Recorded data
──────────────────────────────

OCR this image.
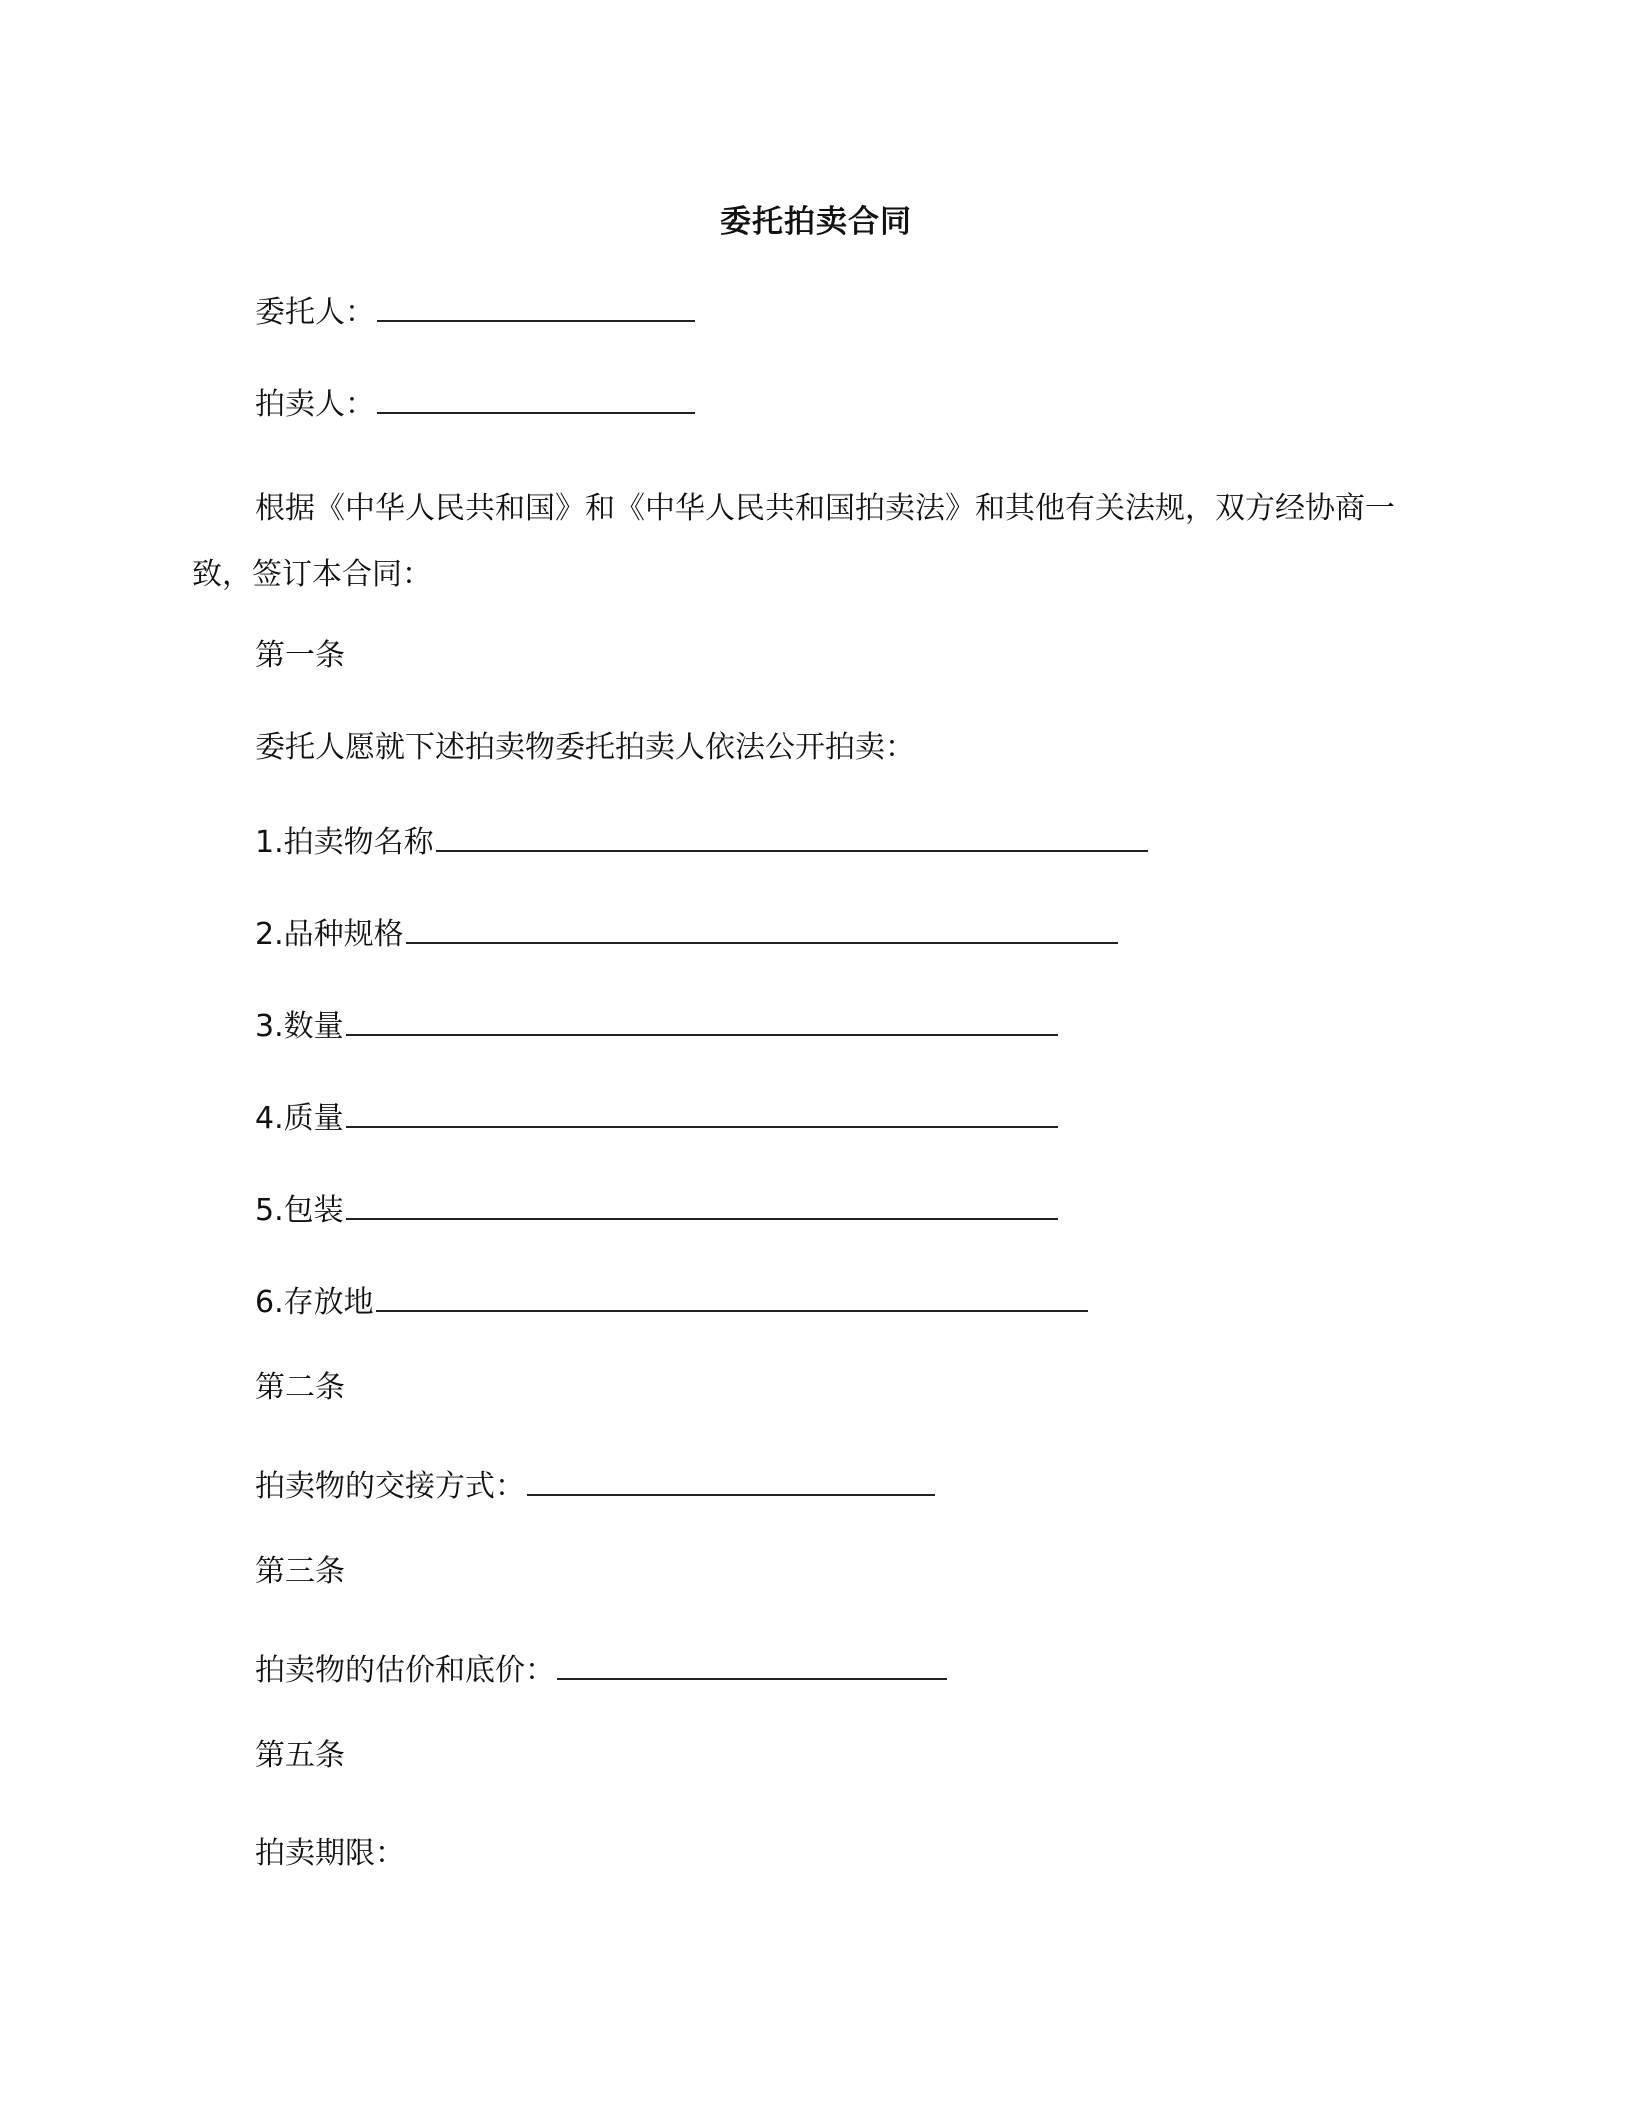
委托拍卖合同
委托人：
拍卖人：
根据《中华人民共和国》和《中华人民共和国拍卖法》和其他有关法规，双方经协商一致，签订本合同：
第一条
委托人愿就下述拍卖物委托拍卖人依法公开拍卖：
1.拍卖物名称
2.品种规格
3.数量
4.质量
5.包装
6.存放地
第二条
拍卖物的交接方式：
第三条
拍卖物的估价和底价：
第五条
拍卖期限：
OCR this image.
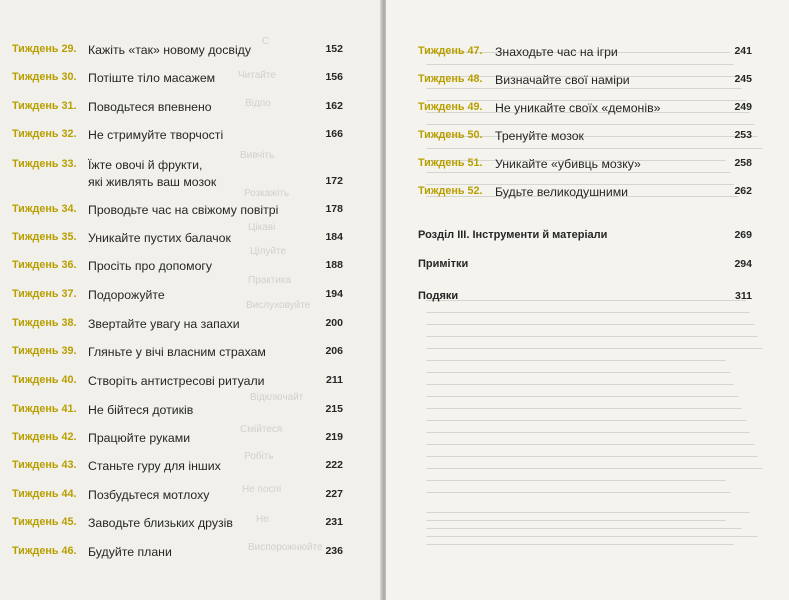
С
Читайте
Відпо
Вивчіть
Розкажіть
Цікаві
Цілуйте
Практика
Вислуховуйте
Відключайт
Смійтеся
Робіть
Не поспі
Не
Виспорожнюйте
Тиждень 29. Кажіть «так» новому досвіду	152
Тиждень 30. Потіште тіло масажем	156
Тиждень 31. Поводьтеся впевнено	162
Тиждень 32. Не стримуйте творчості	166
Тиждень 33. Їжте овочі й фрукти,
які живлять ваш мозок	172
Тиждень 34. Проводьте час на свіжому повітрі	178
Тиждень 35. Уникайте пустих балачок	184
Тиждень 36. Просіть про допомогу	188
Тиждень 37. Подорожуйте	194
Тиждень 38. Звертайте увагу на запахи	200
Тиждень 39. Гляньте у вічі власним страхам	206
Тиждень 40. Створіть антистресові ритуали	211
Тиждень 41. Не бійтеся дотиків	215
Тиждень 42. Працюйте руками	219
Тиждень 43. Станьте гуру для інших	222
Тиждень 44. Позбудьтеся мотлоху	227
Тиждень 45. Заводьте близьких друзів	231
Тиждень 46. Будуйте плани	236
Тиждень 47. Знаходьте час на ігри	241
Тиждень 48. Визначайте свої наміри	245
Тиждень 49. Не уникайте своїх «демонів»	249
Тиждень 50. Тренуйте мозок	253
Тиждень 51. Уникайте «убивць мозку»	258
Тиждень 52. Будьте великодушними	262
Розділ III. Інструменти й матеріали	269
Примітки	294
Подяки	311
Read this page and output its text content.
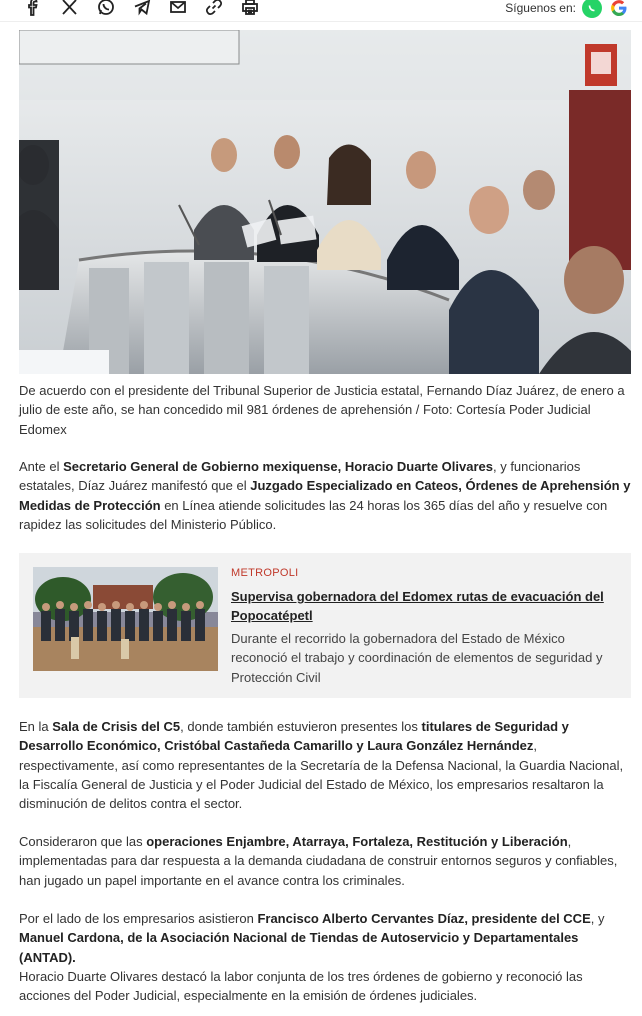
Síguenos en:

De acuerdo con el presidente del Tribunal Superior de Justicia estatal, Fernando Díaz Juárez, de enero a julio de este año, se han concedido mil 981 órdenes de aprehensión / Foto: Cortesía Poder Judicial Edomex

Ante el Secretario General de Gobierno mexiquense, Horacio Duarte Olivares, y funcionarios estatales, Díaz Juárez manifestó que el Juzgado Especializado en Cateos, Órdenes de Aprehensión y Medidas de Protección en Línea atiende solicitudes las 24 horas los 365 días del año y resuelve con rapidez las solicitudes del Ministerio Público.

METROPOLI
Supervisa gobernadora del Edomex rutas de evacuación del Popocatépetl

Durante el recorrido la gobernadora del Estado de México reconoció el trabajo y coordinación de elementos de seguridad y Protección Civil

En la Sala de Crisis del C5, donde también estuvieron presentes los titulares de Seguridad y Desarrollo Económico, Cristóbal Castañeda Camarillo y Laura González Hernández, respectivamente, así como representantes de la Secretaría de la Defensa Nacional, la Guardia Nacional, la Fiscalía General de Justicia y el Poder Judicial del Estado de México, los empresarios resaltaron la disminución de delitos contra el sector.

Consideraron que las operaciones Enjambre, Atarraya, Fortaleza, Restitución y Liberación, implementadas para dar respuesta a la demanda ciudadana de construir entornos seguros y confiables, han jugado un papel importante en el avance contra los criminales.

Por el lado de los empresarios asistieron Francisco Alberto Cervantes Díaz, presidente del CCE, y Manuel Cardona, de la Asociación Nacional de Tiendas de Autoservicio y Departamentales (ANTAD).

Horacio Duarte Olivares destacó la labor conjunta de los tres órdenes de gobierno y reconoció las acciones del Poder Judicial, especialmente en la emisión de órdenes judiciales.
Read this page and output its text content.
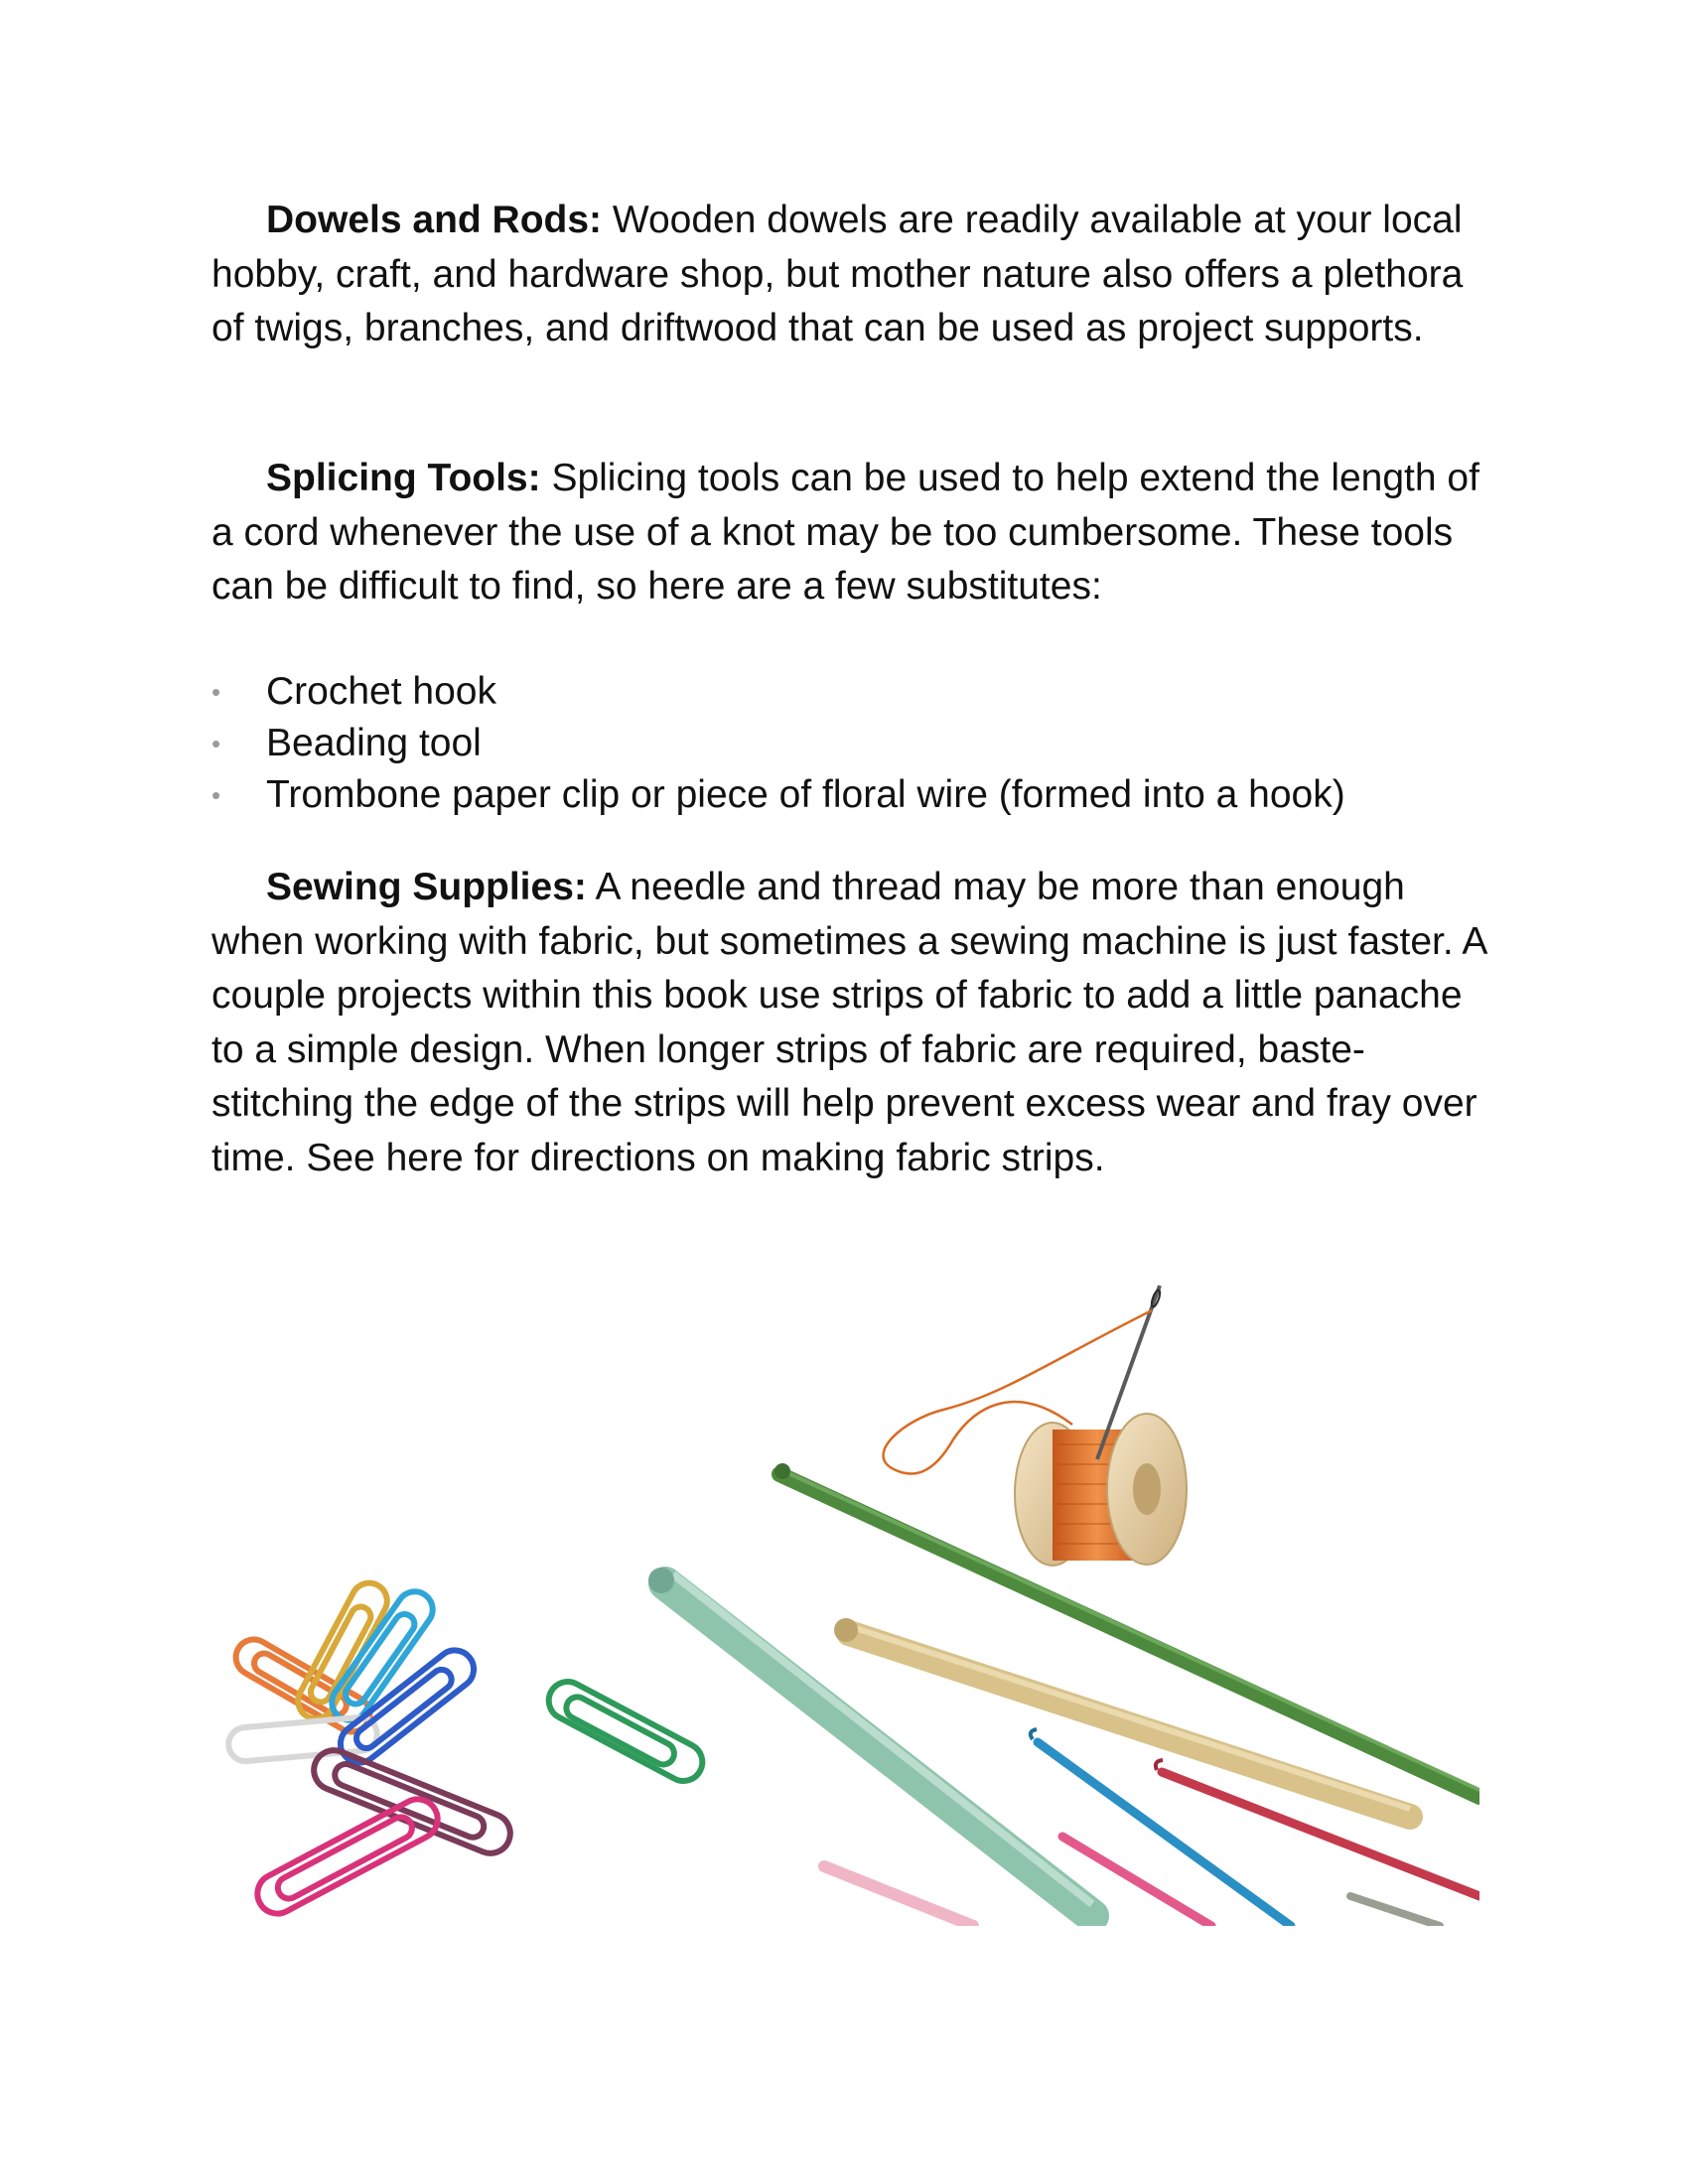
Dowels and Rods: Wooden dowels are readily available at your local hobby, craft, and hardware shop, but mother nature also offers a plethora of twigs, branches, and driftwood that can be used as project supports.

Splicing Tools: Splicing tools can be used to help extend the length of a cord whenever the use of a knot may be too cumbersome. These tools can be difficult to find, so here are a few substitutes:

• Crochet hook
• Beading tool
• Trombone paper clip or piece of floral wire (formed into a hook)

Sewing Supplies: A needle and thread may be more than enough when working with fabric, but sometimes a sewing machine is just faster. A couple projects within this book use strips of fabric to add a little panache to a simple design. When longer strips of fabric are required, baste-stitching the edge of the strips will help prevent excess wear and fray over time. See here for directions on making fabric strips.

──────────────────────────────

◆ **Exercise description**:
State how many lines above contain the string "Edomex", with no other words.

◆ **Full solution**:
2